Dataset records
┌────────

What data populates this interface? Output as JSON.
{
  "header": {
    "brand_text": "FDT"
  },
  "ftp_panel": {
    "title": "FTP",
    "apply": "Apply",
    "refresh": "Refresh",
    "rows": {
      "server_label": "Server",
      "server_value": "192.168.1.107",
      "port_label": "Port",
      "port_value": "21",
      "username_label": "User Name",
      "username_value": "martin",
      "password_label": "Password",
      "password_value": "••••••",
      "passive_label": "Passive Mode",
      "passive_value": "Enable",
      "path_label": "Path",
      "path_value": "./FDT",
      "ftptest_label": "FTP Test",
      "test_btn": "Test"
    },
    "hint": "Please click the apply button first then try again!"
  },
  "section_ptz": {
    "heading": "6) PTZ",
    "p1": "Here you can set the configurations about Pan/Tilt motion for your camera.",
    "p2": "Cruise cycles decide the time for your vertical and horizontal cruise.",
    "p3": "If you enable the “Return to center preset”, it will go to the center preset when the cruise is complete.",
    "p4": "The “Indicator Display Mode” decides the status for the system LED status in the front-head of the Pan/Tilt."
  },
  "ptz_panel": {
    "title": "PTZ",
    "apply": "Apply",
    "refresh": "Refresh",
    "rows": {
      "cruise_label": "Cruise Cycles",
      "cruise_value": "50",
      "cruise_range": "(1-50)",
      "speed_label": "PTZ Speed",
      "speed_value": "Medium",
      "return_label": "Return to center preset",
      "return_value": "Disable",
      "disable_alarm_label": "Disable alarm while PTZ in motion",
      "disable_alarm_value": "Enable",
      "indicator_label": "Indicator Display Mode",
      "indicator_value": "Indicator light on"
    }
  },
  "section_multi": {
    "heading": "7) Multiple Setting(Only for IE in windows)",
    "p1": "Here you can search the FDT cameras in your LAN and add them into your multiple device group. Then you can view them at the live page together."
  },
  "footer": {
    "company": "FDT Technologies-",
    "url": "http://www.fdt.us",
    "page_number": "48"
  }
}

└────────
┌────────

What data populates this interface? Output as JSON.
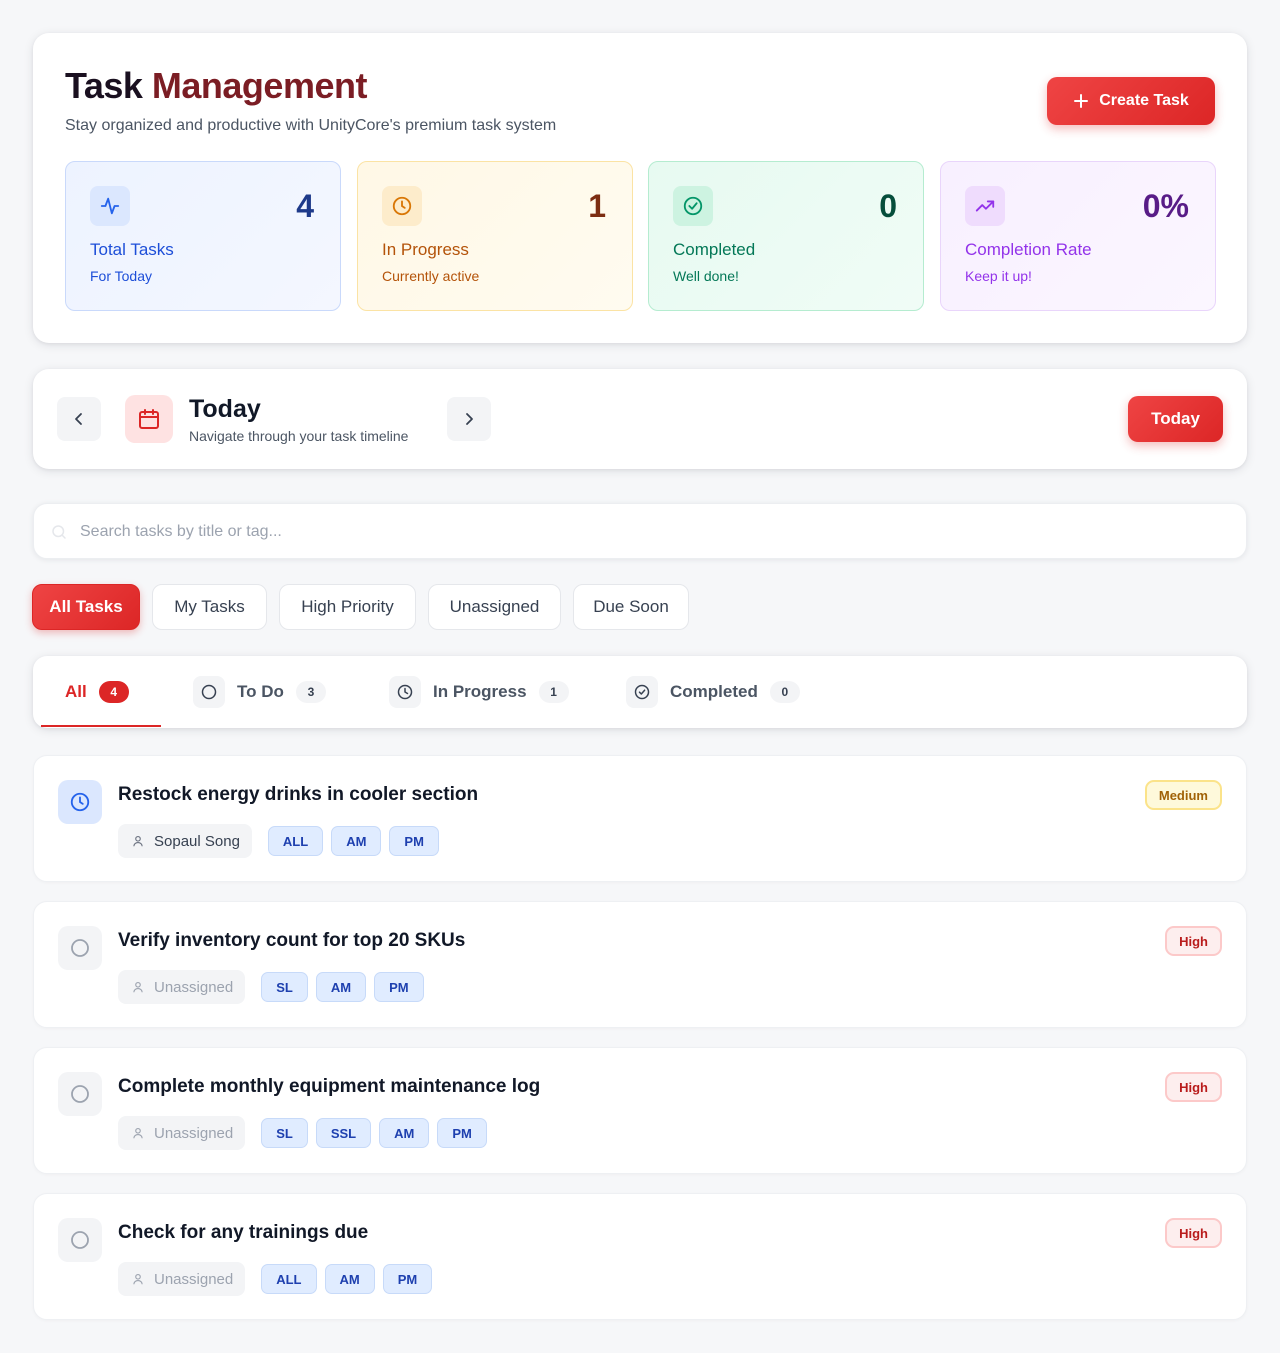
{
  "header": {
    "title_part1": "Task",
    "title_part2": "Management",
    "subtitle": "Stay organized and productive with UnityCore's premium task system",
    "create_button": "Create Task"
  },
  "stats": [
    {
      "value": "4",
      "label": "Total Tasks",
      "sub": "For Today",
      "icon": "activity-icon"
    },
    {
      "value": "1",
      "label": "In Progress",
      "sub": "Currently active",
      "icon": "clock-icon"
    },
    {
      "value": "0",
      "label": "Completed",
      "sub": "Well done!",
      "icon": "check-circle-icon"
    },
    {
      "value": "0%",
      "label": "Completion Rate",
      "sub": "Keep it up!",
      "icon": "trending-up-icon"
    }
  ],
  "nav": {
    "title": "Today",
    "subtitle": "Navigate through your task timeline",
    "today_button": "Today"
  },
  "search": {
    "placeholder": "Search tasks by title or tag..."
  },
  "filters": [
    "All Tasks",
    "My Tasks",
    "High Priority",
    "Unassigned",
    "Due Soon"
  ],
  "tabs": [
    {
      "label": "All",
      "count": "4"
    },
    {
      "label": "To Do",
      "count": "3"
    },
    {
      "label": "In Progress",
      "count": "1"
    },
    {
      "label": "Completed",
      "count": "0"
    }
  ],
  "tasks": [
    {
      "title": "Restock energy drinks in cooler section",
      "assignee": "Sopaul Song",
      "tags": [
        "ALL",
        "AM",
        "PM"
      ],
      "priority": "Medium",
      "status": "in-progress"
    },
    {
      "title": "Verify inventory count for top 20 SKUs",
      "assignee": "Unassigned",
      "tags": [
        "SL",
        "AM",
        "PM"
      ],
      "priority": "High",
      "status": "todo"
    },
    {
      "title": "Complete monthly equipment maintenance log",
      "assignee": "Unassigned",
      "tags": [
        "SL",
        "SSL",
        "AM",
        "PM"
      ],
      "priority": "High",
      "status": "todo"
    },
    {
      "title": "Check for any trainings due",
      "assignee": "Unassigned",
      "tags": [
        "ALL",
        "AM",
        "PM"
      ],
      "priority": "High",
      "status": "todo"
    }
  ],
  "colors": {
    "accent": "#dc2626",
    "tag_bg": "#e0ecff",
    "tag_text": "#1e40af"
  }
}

└────────

» Task goal: Return only those lines of the records that contain the string "Here".

» Correct response:
    "p1": "Here you can set the configurations about Pan/Tilt motion for your camera.",
    "p1": "Here you can search the FDT cameras in your LAN and add them into your multiple device group. Then you can view them at the live page together."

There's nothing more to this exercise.